▶ **DATASET ENTRIES**:
"""

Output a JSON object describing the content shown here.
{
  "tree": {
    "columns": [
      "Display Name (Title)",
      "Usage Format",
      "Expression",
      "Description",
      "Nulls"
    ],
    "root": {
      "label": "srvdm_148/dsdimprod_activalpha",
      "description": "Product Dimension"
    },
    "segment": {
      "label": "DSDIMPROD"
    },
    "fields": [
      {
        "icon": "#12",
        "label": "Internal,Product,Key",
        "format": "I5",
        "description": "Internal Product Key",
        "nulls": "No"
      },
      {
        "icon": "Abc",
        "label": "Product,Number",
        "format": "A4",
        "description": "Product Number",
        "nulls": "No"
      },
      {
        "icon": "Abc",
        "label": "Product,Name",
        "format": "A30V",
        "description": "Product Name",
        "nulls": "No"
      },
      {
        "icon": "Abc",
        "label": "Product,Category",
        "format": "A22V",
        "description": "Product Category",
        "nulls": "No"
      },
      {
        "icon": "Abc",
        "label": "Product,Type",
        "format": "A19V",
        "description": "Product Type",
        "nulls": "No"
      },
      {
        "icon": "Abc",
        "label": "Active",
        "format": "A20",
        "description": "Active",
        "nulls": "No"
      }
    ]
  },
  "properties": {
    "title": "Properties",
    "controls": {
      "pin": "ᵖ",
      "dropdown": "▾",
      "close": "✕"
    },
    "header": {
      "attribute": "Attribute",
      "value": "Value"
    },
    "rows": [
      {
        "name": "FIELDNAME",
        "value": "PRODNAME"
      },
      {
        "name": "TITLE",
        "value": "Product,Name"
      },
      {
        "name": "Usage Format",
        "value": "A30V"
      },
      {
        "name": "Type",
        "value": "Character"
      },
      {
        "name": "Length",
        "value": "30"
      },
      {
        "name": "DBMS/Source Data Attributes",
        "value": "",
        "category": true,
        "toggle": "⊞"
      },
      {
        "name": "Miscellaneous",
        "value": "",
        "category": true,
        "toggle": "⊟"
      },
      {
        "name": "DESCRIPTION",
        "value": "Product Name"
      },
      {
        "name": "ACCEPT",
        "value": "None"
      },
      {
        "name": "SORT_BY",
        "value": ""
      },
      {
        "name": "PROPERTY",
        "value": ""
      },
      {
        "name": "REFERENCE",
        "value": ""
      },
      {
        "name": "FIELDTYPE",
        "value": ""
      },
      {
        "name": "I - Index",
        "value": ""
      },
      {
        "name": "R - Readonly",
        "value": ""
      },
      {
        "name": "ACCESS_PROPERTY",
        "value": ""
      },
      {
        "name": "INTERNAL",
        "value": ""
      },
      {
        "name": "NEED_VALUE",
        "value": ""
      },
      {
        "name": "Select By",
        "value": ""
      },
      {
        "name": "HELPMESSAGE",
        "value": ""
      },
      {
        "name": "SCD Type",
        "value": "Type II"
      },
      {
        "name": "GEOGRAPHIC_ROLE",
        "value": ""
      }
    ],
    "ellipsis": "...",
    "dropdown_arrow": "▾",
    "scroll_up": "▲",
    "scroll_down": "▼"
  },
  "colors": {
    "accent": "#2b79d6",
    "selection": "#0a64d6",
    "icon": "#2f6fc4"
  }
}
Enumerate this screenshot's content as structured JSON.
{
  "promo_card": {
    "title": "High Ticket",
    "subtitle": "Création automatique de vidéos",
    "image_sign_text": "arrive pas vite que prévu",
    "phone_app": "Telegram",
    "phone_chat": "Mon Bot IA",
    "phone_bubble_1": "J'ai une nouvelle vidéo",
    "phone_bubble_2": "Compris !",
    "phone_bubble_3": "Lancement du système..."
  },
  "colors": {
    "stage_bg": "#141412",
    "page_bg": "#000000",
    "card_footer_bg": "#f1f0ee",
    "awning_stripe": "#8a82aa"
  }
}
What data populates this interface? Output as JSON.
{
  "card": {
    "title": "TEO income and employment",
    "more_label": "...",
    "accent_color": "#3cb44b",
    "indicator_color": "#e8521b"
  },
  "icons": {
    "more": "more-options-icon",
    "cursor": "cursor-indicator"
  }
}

"""

Give the count of lines in the listing above that include "Number", with no other words.

2